* Begin *
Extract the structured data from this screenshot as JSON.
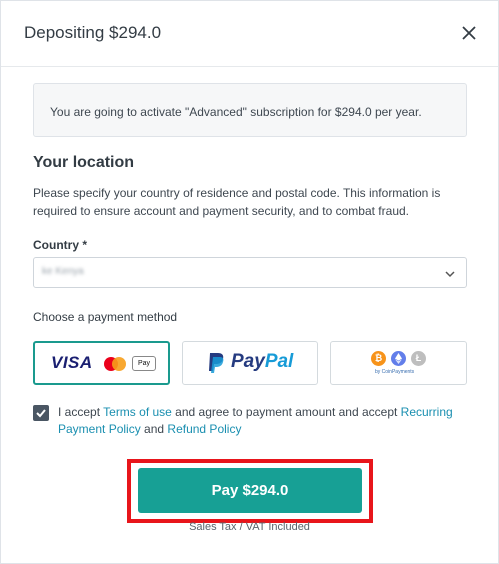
{
  "header": {
    "title": "Depositing $294.0",
    "close_icon": "close-icon"
  },
  "info": {
    "text": "You are going to activate \"Advanced\" subscription for $294.0 per year."
  },
  "location": {
    "title": "Your location",
    "description": "Please specify your country of residence and postal code. This information is required to ensure account and payment security, and to combat fraud.",
    "country_label": "Country *",
    "country_value": "ke Kenya"
  },
  "payment": {
    "label": "Choose a payment method",
    "methods": [
      {
        "name": "card",
        "text": "VISA",
        "extra_badge": "Pay",
        "selected": true
      },
      {
        "name": "paypal",
        "text_a": "Pay",
        "text_b": "Pal",
        "selected": false
      },
      {
        "name": "crypto",
        "text": "by CoinPayments",
        "selected": false
      }
    ]
  },
  "agreement": {
    "checked": true,
    "prefix": "I accept ",
    "terms_link": "Terms of use",
    "middle": " and agree to payment amount and accept ",
    "recurring_link": "Recurring Payment Policy",
    "and": " and ",
    "refund_link": "Refund Policy"
  },
  "pay_button": {
    "label": "Pay $294.0"
  },
  "tax_note": "Sales Tax / VAT Included",
  "colors": {
    "accent": "#17a095",
    "link": "#1a8fb0",
    "highlight": "#e8151b",
    "checkbox": "#4a5663"
  }
}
* End *
### Problem
Restate the whole of the material word for word without the pictures.

### Exercise output
Extract the structured data from this screenshot as JSON.
{
  "header": {
    "title": "Depositing $294.0",
    "close_icon": "close-icon"
  },
  "info": {
    "text": "You are going to activate \"Advanced\" subscription for $294.0 per year."
  },
  "location": {
    "title": "Your location",
    "description": "Please specify your country of residence and postal code. This information is required to ensure account and payment security, and to combat fraud.",
    "country_label": "Country *",
    "country_value": "ke Kenya"
  },
  "payment": {
    "label": "Choose a payment method",
    "methods": [
      {
        "name": "card",
        "text": "VISA",
        "extra_badge": "Pay",
        "selected": true
      },
      {
        "name": "paypal",
        "text_a": "Pay",
        "text_b": "Pal",
        "selected": false
      },
      {
        "name": "crypto",
        "text": "by CoinPayments",
        "selected": false
      }
    ]
  },
  "agreement": {
    "checked": true,
    "prefix": "I accept ",
    "terms_link": "Terms of use",
    "middle": " and agree to payment amount and accept ",
    "recurring_link": "Recurring Payment Policy",
    "and": " and ",
    "refund_link": "Refund Policy"
  },
  "pay_button": {
    "label": "Pay $294.0"
  },
  "tax_note": "Sales Tax / VAT Included",
  "colors": {
    "accent": "#17a095",
    "link": "#1a8fb0",
    "highlight": "#e8151b",
    "checkbox": "#4a5663"
  }
}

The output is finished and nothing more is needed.